■ **Given information**:
··········
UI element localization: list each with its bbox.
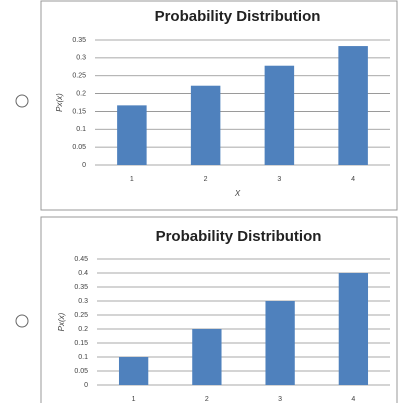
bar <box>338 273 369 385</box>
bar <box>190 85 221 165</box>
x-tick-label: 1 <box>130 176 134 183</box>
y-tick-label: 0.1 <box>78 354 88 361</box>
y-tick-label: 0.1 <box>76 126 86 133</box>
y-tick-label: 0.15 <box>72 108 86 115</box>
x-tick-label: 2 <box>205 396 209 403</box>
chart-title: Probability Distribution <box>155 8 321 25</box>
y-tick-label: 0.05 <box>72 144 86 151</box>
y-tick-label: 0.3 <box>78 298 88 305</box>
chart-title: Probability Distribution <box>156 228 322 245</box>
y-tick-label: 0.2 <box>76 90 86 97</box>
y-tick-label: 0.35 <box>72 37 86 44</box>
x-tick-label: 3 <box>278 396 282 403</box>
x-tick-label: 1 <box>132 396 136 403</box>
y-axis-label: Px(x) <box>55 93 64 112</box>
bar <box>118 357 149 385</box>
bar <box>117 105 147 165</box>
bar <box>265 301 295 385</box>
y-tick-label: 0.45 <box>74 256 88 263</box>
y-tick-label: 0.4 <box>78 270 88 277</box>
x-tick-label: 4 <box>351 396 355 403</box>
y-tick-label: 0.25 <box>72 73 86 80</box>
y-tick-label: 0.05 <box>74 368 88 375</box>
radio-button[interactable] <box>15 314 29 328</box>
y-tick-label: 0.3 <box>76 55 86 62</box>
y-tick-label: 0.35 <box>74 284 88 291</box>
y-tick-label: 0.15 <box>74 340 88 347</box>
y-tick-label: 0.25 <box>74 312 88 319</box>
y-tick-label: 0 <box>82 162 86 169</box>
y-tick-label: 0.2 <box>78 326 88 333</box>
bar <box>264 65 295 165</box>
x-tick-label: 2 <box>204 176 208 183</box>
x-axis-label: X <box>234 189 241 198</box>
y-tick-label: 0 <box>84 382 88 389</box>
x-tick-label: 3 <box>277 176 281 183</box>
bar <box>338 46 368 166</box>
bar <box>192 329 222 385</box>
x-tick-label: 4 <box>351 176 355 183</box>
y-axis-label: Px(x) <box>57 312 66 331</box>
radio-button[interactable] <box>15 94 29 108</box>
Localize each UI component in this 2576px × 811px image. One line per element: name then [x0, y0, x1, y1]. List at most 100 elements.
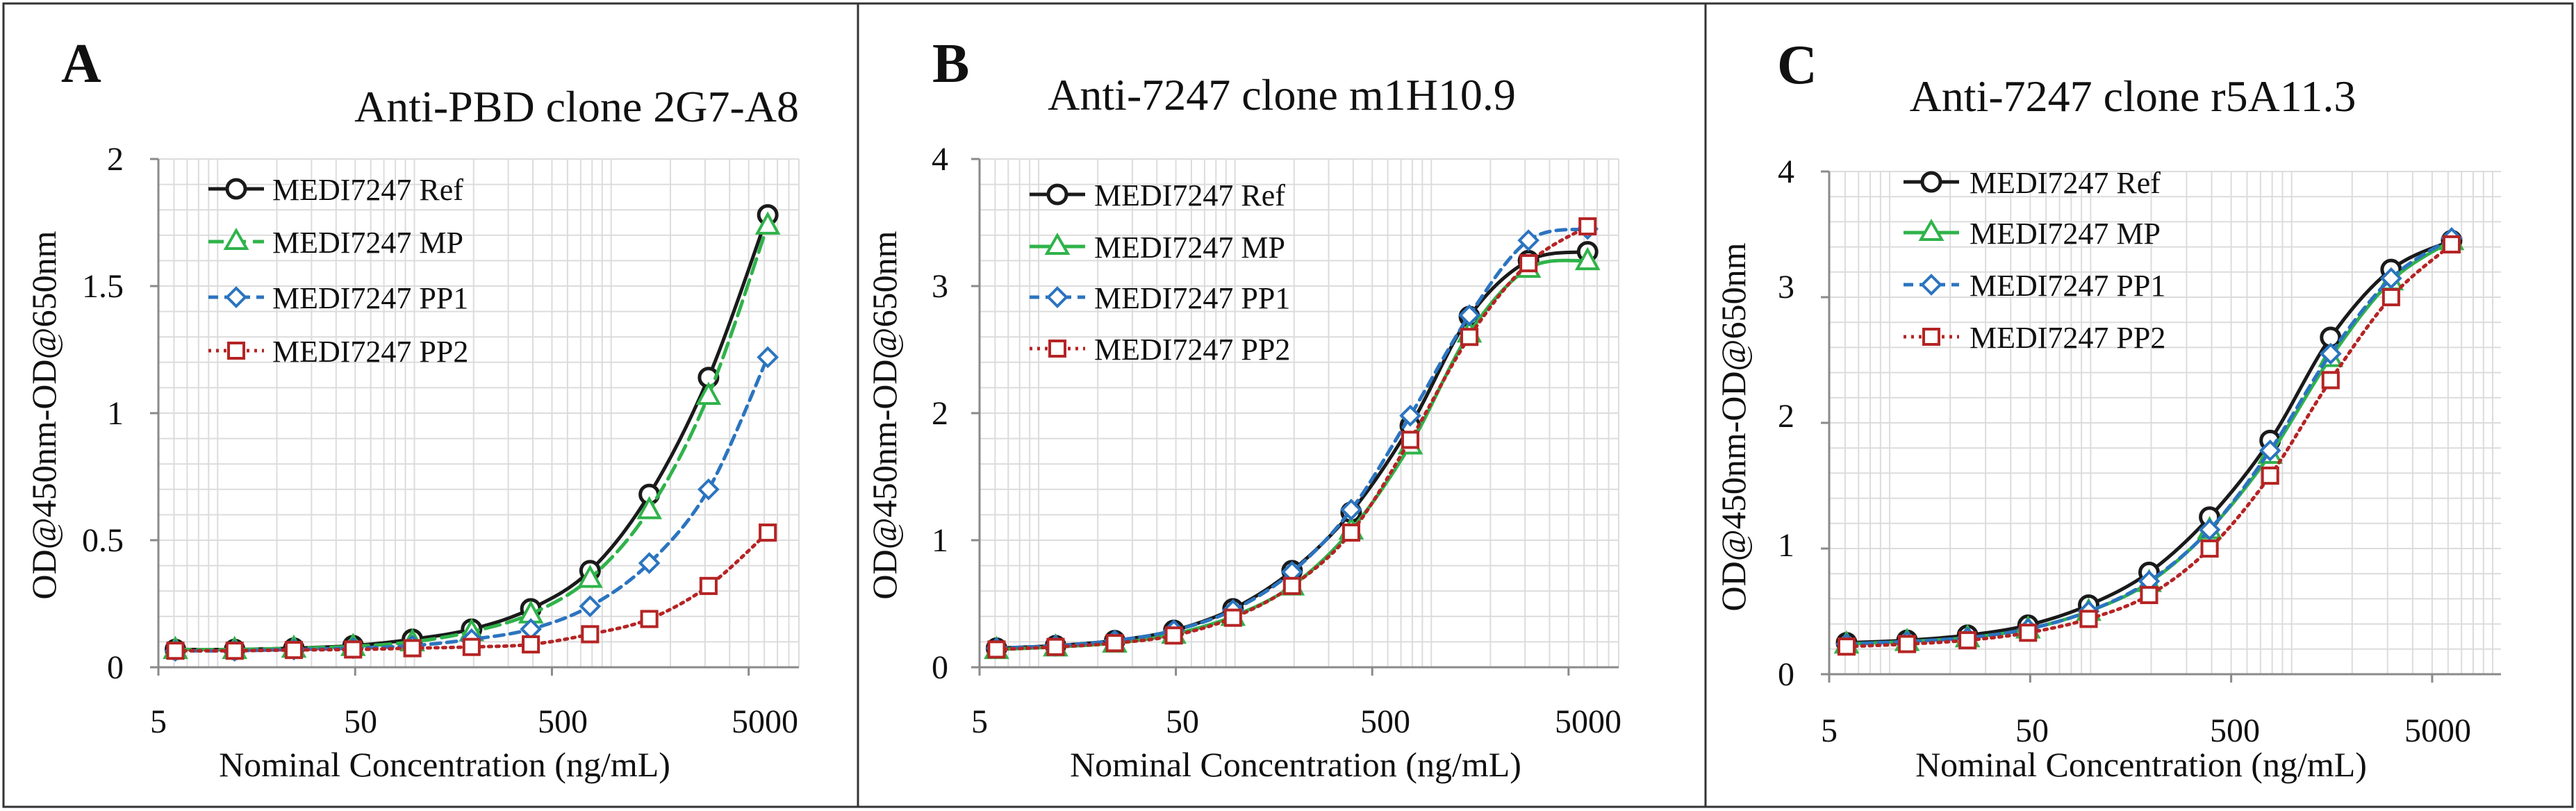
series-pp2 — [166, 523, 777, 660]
··········
■ **What to produce**:
Copy out all the items above word for word, without the pictures.

■ **Full response**:
UI element localization: list each with its bbox.
bar <box>338 273 369 385</box>
bar <box>190 85 221 165</box>
x-tick-label: 1 <box>130 176 134 183</box>
y-tick-label: 0.1 <box>78 354 88 361</box>
y-tick-label: 0.1 <box>76 126 86 133</box>
y-tick-label: 0.15 <box>72 108 86 115</box>
x-tick-label: 2 <box>205 396 209 403</box>
chart-title: Probability Distribution <box>155 8 321 25</box>
y-tick-label: 0.05 <box>72 144 86 151</box>
y-tick-label: 0.3 <box>78 298 88 305</box>
chart-title: Probability Distribution <box>156 228 322 245</box>
y-tick-label: 0.2 <box>76 90 86 97</box>
y-tick-label: 0.35 <box>72 37 86 44</box>
x-tick-label: 3 <box>278 396 282 403</box>
x-tick-label: 1 <box>132 396 136 403</box>
y-axis-label: Px(x) <box>55 93 64 112</box>
bar <box>118 357 149 385</box>
bar <box>117 105 147 165</box>
bar <box>265 301 295 385</box>
y-tick-label: 0.45 <box>74 256 88 263</box>
y-tick-label: 0.4 <box>78 270 88 277</box>
x-tick-label: 4 <box>351 396 355 403</box>
y-tick-label: 0.25 <box>72 73 86 80</box>
y-tick-label: 0.05 <box>74 368 88 375</box>
radio-button[interactable] <box>15 314 29 328</box>
y-tick-label: 0.3 <box>76 55 86 62</box>
y-tick-label: 0.35 <box>74 284 88 291</box>
y-tick-label: 0.15 <box>74 340 88 347</box>
y-tick-label: 0.25 <box>74 312 88 319</box>
y-tick-label: 0 <box>82 162 86 169</box>
y-tick-label: 0.2 <box>78 326 88 333</box>
bar <box>264 65 295 165</box>
x-tick-label: 2 <box>204 176 208 183</box>
x-axis-label: X <box>234 189 241 198</box>
y-tick-label: 0 <box>84 382 88 389</box>
x-tick-label: 3 <box>277 176 281 183</box>
bar <box>338 46 368 166</box>
bar <box>192 329 222 385</box>
x-tick-label: 4 <box>351 176 355 183</box>
y-axis-label: Px(x) <box>57 312 66 331</box>
radio-button[interactable] <box>15 94 29 108</box>
Localize each UI component in this 2576px × 811px image. One line per element: name then [x0, y0, x1, y1]. List at most 100 elements.
series-pp2 — [166, 523, 777, 660]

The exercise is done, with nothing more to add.